Task prompt:
Reproduce the listing exactly and skip over any pictures.

[Extracted records]
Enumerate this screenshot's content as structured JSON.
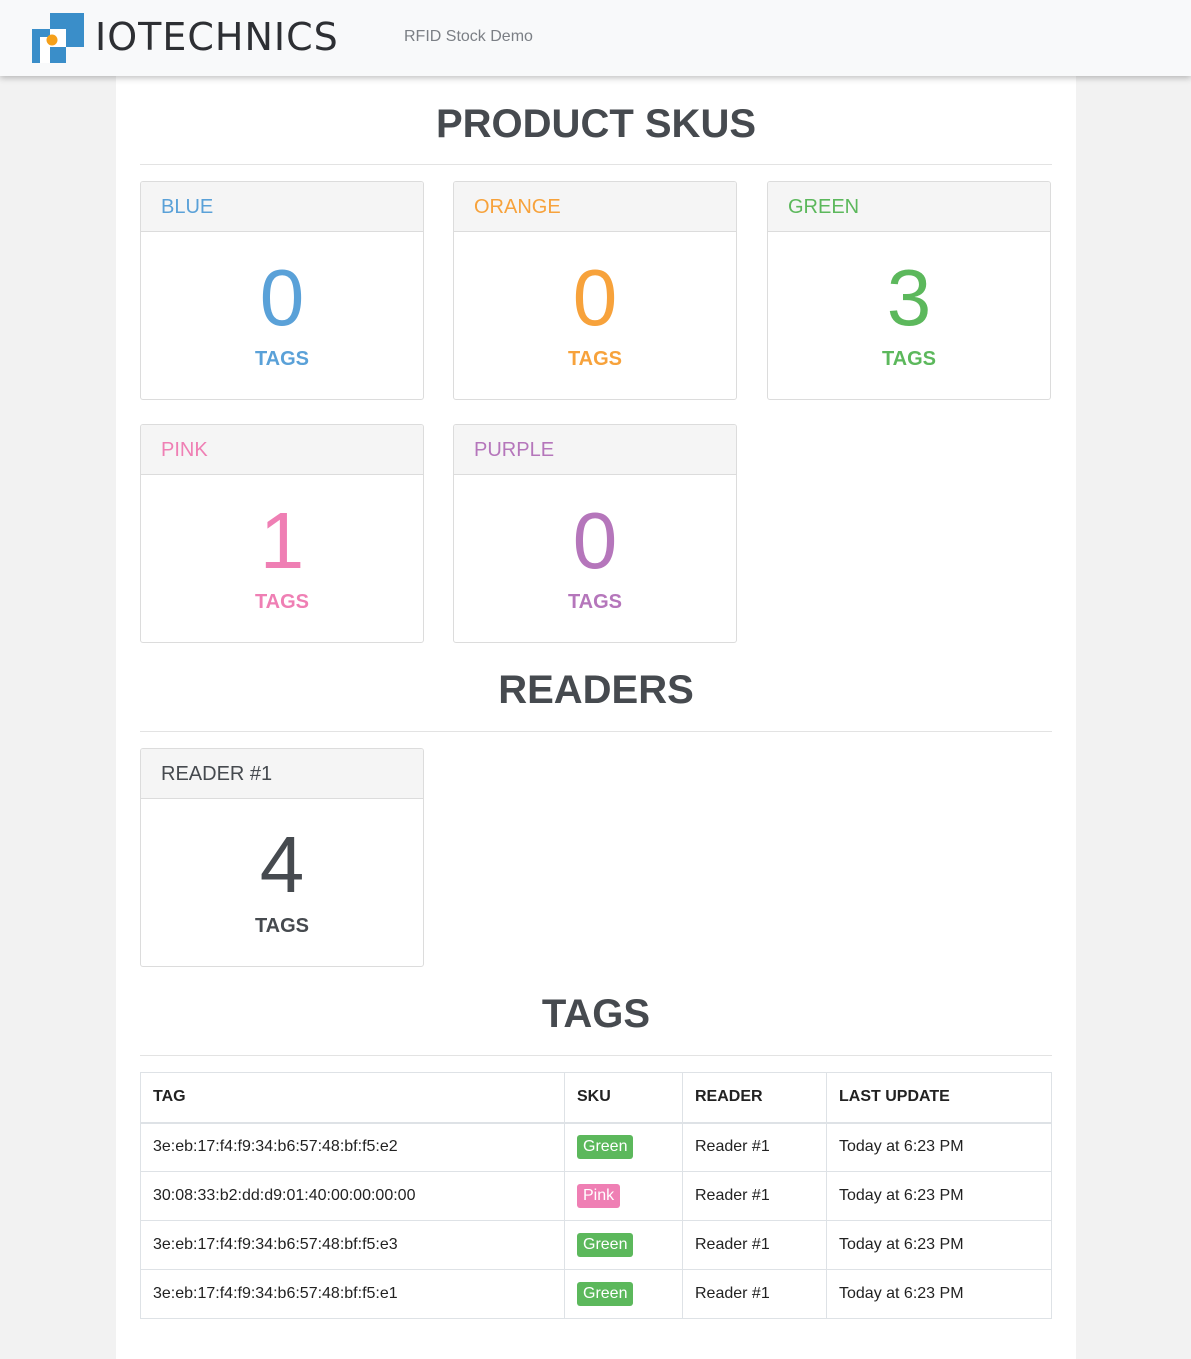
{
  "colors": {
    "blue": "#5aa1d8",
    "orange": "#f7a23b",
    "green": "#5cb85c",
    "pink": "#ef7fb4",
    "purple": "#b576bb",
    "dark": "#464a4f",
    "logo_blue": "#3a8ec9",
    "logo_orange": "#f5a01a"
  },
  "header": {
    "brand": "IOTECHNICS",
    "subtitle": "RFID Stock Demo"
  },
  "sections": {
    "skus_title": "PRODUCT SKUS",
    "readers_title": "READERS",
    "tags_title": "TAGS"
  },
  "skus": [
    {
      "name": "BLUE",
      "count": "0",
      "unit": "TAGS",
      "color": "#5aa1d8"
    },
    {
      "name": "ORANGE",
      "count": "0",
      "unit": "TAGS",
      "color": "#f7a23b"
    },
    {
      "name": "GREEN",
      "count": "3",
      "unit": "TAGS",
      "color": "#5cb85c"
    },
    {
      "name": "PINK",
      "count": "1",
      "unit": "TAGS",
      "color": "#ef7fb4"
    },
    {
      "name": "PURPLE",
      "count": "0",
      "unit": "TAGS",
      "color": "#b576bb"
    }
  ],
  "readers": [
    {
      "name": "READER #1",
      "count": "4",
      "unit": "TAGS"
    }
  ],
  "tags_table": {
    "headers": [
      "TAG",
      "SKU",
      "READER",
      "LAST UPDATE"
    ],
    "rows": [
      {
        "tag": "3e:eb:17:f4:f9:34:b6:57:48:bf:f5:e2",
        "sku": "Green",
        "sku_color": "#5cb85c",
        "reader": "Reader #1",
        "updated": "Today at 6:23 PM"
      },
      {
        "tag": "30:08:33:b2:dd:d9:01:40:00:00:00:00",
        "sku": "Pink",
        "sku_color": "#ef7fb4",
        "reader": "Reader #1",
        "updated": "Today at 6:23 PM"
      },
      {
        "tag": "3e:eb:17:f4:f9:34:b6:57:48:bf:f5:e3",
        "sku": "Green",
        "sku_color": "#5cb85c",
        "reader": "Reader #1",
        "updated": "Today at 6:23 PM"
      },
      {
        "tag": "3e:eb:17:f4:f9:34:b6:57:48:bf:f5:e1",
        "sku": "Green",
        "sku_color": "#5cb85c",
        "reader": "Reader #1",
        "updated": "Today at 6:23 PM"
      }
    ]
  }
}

Reply to the exercise:
Enumerate this screenshot's content as structured JSON.
{
  "colors": {
    "blue": "#5aa1d8",
    "orange": "#f7a23b",
    "green": "#5cb85c",
    "pink": "#ef7fb4",
    "purple": "#b576bb",
    "dark": "#464a4f",
    "logo_blue": "#3a8ec9",
    "logo_orange": "#f5a01a"
  },
  "header": {
    "brand": "IOTECHNICS",
    "subtitle": "RFID Stock Demo"
  },
  "sections": {
    "skus_title": "PRODUCT SKUS",
    "readers_title": "READERS",
    "tags_title": "TAGS"
  },
  "skus": [
    {
      "name": "BLUE",
      "count": "0",
      "unit": "TAGS",
      "color": "#5aa1d8"
    },
    {
      "name": "ORANGE",
      "count": "0",
      "unit": "TAGS",
      "color": "#f7a23b"
    },
    {
      "name": "GREEN",
      "count": "3",
      "unit": "TAGS",
      "color": "#5cb85c"
    },
    {
      "name": "PINK",
      "count": "1",
      "unit": "TAGS",
      "color": "#ef7fb4"
    },
    {
      "name": "PURPLE",
      "count": "0",
      "unit": "TAGS",
      "color": "#b576bb"
    }
  ],
  "readers": [
    {
      "name": "READER #1",
      "count": "4",
      "unit": "TAGS"
    }
  ],
  "tags_table": {
    "headers": [
      "TAG",
      "SKU",
      "READER",
      "LAST UPDATE"
    ],
    "rows": [
      {
        "tag": "3e:eb:17:f4:f9:34:b6:57:48:bf:f5:e2",
        "sku": "Green",
        "sku_color": "#5cb85c",
        "reader": "Reader #1",
        "updated": "Today at 6:23 PM"
      },
      {
        "tag": "30:08:33:b2:dd:d9:01:40:00:00:00:00",
        "sku": "Pink",
        "sku_color": "#ef7fb4",
        "reader": "Reader #1",
        "updated": "Today at 6:23 PM"
      },
      {
        "tag": "3e:eb:17:f4:f9:34:b6:57:48:bf:f5:e3",
        "sku": "Green",
        "sku_color": "#5cb85c",
        "reader": "Reader #1",
        "updated": "Today at 6:23 PM"
      },
      {
        "tag": "3e:eb:17:f4:f9:34:b6:57:48:bf:f5:e1",
        "sku": "Green",
        "sku_color": "#5cb85c",
        "reader": "Reader #1",
        "updated": "Today at 6:23 PM"
      }
    ]
  }
}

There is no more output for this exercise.